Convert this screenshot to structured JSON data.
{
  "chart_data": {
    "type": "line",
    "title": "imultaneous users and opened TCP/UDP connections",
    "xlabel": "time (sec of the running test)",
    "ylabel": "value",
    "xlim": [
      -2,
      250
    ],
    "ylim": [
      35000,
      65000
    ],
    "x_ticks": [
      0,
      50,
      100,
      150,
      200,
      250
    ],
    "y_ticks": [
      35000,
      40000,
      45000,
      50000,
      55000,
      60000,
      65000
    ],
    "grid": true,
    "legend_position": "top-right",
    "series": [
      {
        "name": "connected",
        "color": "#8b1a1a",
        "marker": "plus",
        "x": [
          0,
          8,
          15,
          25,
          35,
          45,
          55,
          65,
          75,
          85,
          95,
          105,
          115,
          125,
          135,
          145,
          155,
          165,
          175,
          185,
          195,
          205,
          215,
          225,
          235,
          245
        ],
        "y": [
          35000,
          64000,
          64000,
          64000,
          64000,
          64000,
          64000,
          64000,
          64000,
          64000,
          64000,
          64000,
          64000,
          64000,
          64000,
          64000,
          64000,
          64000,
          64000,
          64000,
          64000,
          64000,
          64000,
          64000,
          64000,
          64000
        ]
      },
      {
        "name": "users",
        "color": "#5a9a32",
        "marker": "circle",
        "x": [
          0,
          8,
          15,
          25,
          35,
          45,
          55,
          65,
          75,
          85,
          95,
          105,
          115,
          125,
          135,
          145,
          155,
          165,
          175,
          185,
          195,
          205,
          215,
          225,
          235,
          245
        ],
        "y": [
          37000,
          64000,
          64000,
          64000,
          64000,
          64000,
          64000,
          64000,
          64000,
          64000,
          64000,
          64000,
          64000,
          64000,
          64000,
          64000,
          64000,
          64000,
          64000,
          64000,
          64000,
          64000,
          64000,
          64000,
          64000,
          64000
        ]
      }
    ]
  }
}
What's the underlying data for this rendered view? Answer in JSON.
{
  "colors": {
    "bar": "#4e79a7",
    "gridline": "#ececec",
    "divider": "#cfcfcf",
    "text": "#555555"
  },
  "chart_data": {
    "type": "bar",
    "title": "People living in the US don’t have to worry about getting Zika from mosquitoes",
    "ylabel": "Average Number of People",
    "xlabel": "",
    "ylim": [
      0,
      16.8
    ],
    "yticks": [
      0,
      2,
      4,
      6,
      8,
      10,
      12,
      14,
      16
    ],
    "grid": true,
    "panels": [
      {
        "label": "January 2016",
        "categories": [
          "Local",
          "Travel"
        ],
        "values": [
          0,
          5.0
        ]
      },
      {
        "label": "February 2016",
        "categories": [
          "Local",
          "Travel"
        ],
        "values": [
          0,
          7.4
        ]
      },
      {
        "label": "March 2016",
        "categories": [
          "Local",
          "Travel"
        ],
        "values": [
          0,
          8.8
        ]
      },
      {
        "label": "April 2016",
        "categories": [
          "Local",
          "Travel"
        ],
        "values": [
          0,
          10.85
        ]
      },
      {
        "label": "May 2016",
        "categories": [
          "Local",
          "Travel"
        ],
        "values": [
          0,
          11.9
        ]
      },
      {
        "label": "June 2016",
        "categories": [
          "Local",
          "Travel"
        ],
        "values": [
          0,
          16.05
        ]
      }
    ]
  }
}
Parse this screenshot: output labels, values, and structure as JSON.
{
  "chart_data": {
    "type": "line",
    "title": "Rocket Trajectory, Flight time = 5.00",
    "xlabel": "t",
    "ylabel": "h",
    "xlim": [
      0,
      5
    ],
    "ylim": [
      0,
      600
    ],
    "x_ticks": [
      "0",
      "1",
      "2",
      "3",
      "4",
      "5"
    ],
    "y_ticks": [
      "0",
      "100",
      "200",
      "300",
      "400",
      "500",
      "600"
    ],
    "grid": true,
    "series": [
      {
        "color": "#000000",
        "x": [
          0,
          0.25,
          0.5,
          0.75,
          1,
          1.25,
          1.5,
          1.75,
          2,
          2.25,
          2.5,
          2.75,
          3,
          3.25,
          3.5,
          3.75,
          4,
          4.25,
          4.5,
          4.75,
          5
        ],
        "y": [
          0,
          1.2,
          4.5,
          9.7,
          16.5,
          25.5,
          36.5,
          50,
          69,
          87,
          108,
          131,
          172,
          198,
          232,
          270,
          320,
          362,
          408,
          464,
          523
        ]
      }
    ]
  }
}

**Work instructions**
Faithfully copy every entry, leaving nothing out.

**Response to this task**
Convert this screenshot to structured JSON data.
{
  "chart_data": {
    "type": "line",
    "title": "imultaneous users and opened TCP/UDP connections",
    "xlabel": "time (sec of the running test)",
    "ylabel": "value",
    "xlim": [
      -2,
      250
    ],
    "ylim": [
      35000,
      65000
    ],
    "x_ticks": [
      0,
      50,
      100,
      150,
      200,
      250
    ],
    "y_ticks": [
      35000,
      40000,
      45000,
      50000,
      55000,
      60000,
      65000
    ],
    "grid": true,
    "legend_position": "top-right",
    "series": [
      {
        "name": "connected",
        "color": "#8b1a1a",
        "marker": "plus",
        "x": [
          0,
          8,
          15,
          25,
          35,
          45,
          55,
          65,
          75,
          85,
          95,
          105,
          115,
          125,
          135,
          145,
          155,
          165,
          175,
          185,
          195,
          205,
          215,
          225,
          235,
          245
        ],
        "y": [
          35000,
          64000,
          64000,
          64000,
          64000,
          64000,
          64000,
          64000,
          64000,
          64000,
          64000,
          64000,
          64000,
          64000,
          64000,
          64000,
          64000,
          64000,
          64000,
          64000,
          64000,
          64000,
          64000,
          64000,
          64000,
          64000
        ]
      },
      {
        "name": "users",
        "color": "#5a9a32",
        "marker": "circle",
        "x": [
          0,
          8,
          15,
          25,
          35,
          45,
          55,
          65,
          75,
          85,
          95,
          105,
          115,
          125,
          135,
          145,
          155,
          165,
          175,
          185,
          195,
          205,
          215,
          225,
          235,
          245
        ],
        "y": [
          37000,
          64000,
          64000,
          64000,
          64000,
          64000,
          64000,
          64000,
          64000,
          64000,
          64000,
          64000,
          64000,
          64000,
          64000,
          64000,
          64000,
          64000,
          64000,
          64000,
          64000,
          64000,
          64000,
          64000,
          64000,
          64000
        ]
      }
    ]
  }
}
What's the underlying data for this rendered view? Answer in JSON.
{
  "colors": {
    "bar": "#4e79a7",
    "gridline": "#ececec",
    "divider": "#cfcfcf",
    "text": "#555555"
  },
  "chart_data": {
    "type": "bar",
    "title": "People living in the US don’t have to worry about getting Zika from mosquitoes",
    "ylabel": "Average Number of People",
    "xlabel": "",
    "ylim": [
      0,
      16.8
    ],
    "yticks": [
      0,
      2,
      4,
      6,
      8,
      10,
      12,
      14,
      16
    ],
    "grid": true,
    "panels": [
      {
        "label": "January 2016",
        "categories": [
          "Local",
          "Travel"
        ],
        "values": [
          0,
          5.0
        ]
      },
      {
        "label": "February 2016",
        "categories": [
          "Local",
          "Travel"
        ],
        "values": [
          0,
          7.4
        ]
      },
      {
        "label": "March 2016",
        "categories": [
          "Local",
          "Travel"
        ],
        "values": [
          0,
          8.8
        ]
      },
      {
        "label": "April 2016",
        "categories": [
          "Local",
          "Travel"
        ],
        "values": [
          0,
          10.85
        ]
      },
      {
        "label": "May 2016",
        "categories": [
          "Local",
          "Travel"
        ],
        "values": [
          0,
          11.9
        ]
      },
      {
        "label": "June 2016",
        "categories": [
          "Local",
          "Travel"
        ],
        "values": [
          0,
          16.05
        ]
      }
    ]
  }
}
Parse this screenshot: output labels, values, and structure as JSON.
{
  "chart_data": {
    "type": "line",
    "title": "Rocket Trajectory, Flight time = 5.00",
    "xlabel": "t",
    "ylabel": "h",
    "xlim": [
      0,
      5
    ],
    "ylim": [
      0,
      600
    ],
    "x_ticks": [
      "0",
      "1",
      "2",
      "3",
      "4",
      "5"
    ],
    "y_ticks": [
      "0",
      "100",
      "200",
      "300",
      "400",
      "500",
      "600"
    ],
    "grid": true,
    "series": [
      {
        "color": "#000000",
        "x": [
          0,
          0.25,
          0.5,
          0.75,
          1,
          1.25,
          1.5,
          1.75,
          2,
          2.25,
          2.5,
          2.75,
          3,
          3.25,
          3.5,
          3.75,
          4,
          4.25,
          4.5,
          4.75,
          5
        ],
        "y": [
          0,
          1.2,
          4.5,
          9.7,
          16.5,
          25.5,
          36.5,
          50,
          69,
          87,
          108,
          131,
          172,
          198,
          232,
          270,
          320,
          362,
          408,
          464,
          523
        ]
      }
    ]
  }
}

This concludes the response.